**EXERCISE**
Give the number of lines holding the string "value", and nothing else.

**ENTRIES**
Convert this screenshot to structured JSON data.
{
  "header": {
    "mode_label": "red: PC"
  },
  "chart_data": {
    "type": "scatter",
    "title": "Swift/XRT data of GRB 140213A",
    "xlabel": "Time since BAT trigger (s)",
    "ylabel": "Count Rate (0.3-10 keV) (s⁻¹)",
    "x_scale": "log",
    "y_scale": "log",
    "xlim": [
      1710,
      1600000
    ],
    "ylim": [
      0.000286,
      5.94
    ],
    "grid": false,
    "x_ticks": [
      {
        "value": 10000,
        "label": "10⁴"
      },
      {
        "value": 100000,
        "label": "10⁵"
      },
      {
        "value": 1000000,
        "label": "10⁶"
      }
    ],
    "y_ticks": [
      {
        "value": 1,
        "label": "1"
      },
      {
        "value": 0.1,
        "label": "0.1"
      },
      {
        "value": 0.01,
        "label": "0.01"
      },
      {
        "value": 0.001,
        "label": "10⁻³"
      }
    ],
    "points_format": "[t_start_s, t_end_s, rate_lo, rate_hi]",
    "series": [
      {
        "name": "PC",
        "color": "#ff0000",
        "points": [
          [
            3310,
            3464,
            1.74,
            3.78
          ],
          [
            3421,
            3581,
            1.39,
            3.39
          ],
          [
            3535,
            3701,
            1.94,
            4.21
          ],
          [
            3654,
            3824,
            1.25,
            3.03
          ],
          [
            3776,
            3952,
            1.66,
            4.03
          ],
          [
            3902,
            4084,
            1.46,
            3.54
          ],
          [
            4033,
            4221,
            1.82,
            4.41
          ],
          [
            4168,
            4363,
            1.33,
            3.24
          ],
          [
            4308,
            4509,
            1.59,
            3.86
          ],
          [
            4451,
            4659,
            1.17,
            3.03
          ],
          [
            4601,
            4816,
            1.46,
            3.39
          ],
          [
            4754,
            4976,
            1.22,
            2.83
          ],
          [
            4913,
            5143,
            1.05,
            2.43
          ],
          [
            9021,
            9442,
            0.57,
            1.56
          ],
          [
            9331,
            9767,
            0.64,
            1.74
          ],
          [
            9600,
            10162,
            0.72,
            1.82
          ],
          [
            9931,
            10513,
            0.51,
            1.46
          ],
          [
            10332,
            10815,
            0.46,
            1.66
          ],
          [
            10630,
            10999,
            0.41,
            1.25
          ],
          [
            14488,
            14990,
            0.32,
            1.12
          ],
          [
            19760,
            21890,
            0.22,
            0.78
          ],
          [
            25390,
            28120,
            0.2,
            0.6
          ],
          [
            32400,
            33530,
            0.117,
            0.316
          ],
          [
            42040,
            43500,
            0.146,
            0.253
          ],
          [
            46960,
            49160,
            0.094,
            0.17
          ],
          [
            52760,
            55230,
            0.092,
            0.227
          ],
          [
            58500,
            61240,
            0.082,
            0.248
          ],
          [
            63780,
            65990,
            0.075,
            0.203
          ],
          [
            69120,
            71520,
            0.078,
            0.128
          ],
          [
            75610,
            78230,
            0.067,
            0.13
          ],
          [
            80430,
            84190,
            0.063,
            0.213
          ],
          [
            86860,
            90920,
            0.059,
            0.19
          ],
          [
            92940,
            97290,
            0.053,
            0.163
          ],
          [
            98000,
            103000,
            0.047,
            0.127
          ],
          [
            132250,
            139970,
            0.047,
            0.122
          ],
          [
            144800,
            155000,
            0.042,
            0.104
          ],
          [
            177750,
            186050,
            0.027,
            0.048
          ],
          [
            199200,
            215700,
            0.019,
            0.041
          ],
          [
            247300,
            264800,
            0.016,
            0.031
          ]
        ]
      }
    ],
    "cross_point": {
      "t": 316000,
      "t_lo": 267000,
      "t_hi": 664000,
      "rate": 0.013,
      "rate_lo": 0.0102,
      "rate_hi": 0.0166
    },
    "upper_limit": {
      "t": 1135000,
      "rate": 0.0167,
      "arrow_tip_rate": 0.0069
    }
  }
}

**RESULT OF THE EXERCISE**
7